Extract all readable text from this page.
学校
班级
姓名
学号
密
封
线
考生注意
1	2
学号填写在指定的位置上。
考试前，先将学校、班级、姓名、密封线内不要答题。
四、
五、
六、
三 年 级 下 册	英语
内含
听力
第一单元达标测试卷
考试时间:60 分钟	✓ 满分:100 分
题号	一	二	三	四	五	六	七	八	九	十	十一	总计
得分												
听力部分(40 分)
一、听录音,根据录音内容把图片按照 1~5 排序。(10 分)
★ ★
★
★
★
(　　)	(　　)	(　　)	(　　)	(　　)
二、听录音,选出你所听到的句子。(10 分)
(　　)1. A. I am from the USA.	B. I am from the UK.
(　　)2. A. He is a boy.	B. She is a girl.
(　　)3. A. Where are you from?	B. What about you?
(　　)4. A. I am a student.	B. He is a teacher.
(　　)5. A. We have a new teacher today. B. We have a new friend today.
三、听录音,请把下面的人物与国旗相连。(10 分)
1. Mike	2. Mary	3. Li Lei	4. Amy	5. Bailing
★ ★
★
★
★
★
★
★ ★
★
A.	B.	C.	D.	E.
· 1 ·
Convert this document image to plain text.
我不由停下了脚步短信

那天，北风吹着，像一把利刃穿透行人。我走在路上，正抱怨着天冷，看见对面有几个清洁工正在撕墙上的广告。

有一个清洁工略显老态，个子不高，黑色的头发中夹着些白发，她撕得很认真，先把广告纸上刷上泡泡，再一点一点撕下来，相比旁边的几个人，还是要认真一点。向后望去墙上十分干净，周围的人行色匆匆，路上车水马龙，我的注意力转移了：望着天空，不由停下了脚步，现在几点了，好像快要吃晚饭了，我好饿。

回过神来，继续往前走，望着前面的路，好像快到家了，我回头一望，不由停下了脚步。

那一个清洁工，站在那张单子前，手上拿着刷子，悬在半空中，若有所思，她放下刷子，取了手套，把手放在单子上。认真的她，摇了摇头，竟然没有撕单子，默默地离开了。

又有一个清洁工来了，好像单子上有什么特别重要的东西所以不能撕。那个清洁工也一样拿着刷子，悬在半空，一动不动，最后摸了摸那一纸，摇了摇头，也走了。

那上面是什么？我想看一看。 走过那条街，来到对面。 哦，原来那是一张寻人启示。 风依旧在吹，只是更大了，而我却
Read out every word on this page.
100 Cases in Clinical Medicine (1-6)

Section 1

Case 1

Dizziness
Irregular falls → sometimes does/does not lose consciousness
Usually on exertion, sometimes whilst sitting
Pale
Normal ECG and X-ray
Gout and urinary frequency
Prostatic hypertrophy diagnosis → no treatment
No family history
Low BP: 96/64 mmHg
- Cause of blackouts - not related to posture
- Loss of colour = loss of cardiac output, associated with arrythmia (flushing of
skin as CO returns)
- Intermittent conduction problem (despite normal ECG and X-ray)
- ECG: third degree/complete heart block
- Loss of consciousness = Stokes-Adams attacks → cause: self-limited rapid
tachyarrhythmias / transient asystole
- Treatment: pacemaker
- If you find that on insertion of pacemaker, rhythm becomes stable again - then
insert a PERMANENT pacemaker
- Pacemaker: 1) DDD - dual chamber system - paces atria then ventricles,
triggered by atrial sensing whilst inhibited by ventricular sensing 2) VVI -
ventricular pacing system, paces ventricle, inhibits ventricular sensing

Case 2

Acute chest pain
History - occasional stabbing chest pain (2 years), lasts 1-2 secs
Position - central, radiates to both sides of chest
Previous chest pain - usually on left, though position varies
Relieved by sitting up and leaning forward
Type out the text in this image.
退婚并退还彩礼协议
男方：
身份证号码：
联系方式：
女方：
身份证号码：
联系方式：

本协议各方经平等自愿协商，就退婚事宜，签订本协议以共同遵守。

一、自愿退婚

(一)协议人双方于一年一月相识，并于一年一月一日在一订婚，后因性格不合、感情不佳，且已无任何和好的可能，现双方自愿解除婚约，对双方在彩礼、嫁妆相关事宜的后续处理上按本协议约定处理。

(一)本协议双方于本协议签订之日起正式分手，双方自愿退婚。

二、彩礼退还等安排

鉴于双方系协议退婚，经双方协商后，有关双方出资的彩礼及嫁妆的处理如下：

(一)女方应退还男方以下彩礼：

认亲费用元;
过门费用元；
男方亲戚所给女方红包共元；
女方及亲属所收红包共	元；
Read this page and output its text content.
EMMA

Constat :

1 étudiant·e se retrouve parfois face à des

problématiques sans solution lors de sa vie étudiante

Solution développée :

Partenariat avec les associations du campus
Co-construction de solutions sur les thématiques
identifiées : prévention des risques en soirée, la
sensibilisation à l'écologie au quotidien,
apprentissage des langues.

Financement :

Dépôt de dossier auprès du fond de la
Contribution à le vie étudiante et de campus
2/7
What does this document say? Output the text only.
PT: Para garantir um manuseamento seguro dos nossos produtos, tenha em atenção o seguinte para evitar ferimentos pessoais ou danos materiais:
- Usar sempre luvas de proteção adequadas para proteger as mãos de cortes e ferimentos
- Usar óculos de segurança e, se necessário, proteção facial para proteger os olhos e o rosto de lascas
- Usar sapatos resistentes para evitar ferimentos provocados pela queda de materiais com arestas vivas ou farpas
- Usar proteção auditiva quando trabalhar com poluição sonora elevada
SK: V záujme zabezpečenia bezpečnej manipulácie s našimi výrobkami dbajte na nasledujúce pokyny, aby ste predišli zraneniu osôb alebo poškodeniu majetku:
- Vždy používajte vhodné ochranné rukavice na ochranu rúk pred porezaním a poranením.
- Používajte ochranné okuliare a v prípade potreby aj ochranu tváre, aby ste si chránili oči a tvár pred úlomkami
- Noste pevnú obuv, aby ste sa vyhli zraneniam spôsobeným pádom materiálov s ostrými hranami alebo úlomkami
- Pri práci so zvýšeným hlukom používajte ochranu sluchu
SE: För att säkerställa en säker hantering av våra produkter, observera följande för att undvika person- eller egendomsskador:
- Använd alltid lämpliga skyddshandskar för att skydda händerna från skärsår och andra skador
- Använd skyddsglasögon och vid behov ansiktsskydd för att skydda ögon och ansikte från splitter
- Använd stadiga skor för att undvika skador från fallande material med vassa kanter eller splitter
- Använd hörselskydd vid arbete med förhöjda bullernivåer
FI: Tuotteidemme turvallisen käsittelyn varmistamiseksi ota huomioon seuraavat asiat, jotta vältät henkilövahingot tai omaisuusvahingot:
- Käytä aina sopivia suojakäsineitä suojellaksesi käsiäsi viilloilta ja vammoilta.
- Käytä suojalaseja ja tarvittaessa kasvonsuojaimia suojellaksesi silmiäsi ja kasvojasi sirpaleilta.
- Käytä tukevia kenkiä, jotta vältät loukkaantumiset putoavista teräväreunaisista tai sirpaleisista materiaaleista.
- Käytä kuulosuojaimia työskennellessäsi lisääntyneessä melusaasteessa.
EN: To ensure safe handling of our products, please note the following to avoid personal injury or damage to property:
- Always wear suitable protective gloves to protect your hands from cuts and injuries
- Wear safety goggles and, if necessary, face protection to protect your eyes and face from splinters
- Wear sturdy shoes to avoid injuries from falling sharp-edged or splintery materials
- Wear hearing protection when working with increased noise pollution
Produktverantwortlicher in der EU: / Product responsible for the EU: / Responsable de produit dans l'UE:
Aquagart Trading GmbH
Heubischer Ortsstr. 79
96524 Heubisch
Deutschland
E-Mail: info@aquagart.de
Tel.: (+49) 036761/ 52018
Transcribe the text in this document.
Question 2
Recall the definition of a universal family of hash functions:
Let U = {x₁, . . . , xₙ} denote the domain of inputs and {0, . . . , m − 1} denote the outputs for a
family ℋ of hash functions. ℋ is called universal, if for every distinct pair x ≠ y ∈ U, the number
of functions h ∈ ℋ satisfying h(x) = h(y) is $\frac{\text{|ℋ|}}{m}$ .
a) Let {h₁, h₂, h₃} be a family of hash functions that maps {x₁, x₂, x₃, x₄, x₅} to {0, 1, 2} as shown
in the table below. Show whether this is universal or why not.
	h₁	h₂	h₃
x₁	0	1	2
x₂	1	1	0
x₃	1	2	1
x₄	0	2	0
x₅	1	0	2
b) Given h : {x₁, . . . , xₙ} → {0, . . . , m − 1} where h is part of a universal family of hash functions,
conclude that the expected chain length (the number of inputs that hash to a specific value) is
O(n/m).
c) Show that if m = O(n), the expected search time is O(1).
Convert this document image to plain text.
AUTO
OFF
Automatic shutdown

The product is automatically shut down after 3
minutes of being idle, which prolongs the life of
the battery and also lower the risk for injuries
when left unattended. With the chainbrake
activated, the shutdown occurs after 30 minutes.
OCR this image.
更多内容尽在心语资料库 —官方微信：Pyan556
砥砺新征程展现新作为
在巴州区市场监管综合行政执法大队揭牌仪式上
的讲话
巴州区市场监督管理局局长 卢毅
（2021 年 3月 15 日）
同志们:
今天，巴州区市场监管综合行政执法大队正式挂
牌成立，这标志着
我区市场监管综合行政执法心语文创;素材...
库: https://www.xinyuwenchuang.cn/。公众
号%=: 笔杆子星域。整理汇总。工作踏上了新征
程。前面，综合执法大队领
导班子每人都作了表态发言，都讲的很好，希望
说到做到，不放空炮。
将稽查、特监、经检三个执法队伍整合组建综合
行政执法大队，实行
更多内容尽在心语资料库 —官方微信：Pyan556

====

## Given instruction
Copy out all lines from the material above that contain the string "undvika".

## Expected answer
SE: För att säkerställa en säker hantering av våra produkter, observera följande för att undvika person- eller egendomsskador:
- Använd stadiga skor för att undvika skador från fallande material med vassa kanter eller splitter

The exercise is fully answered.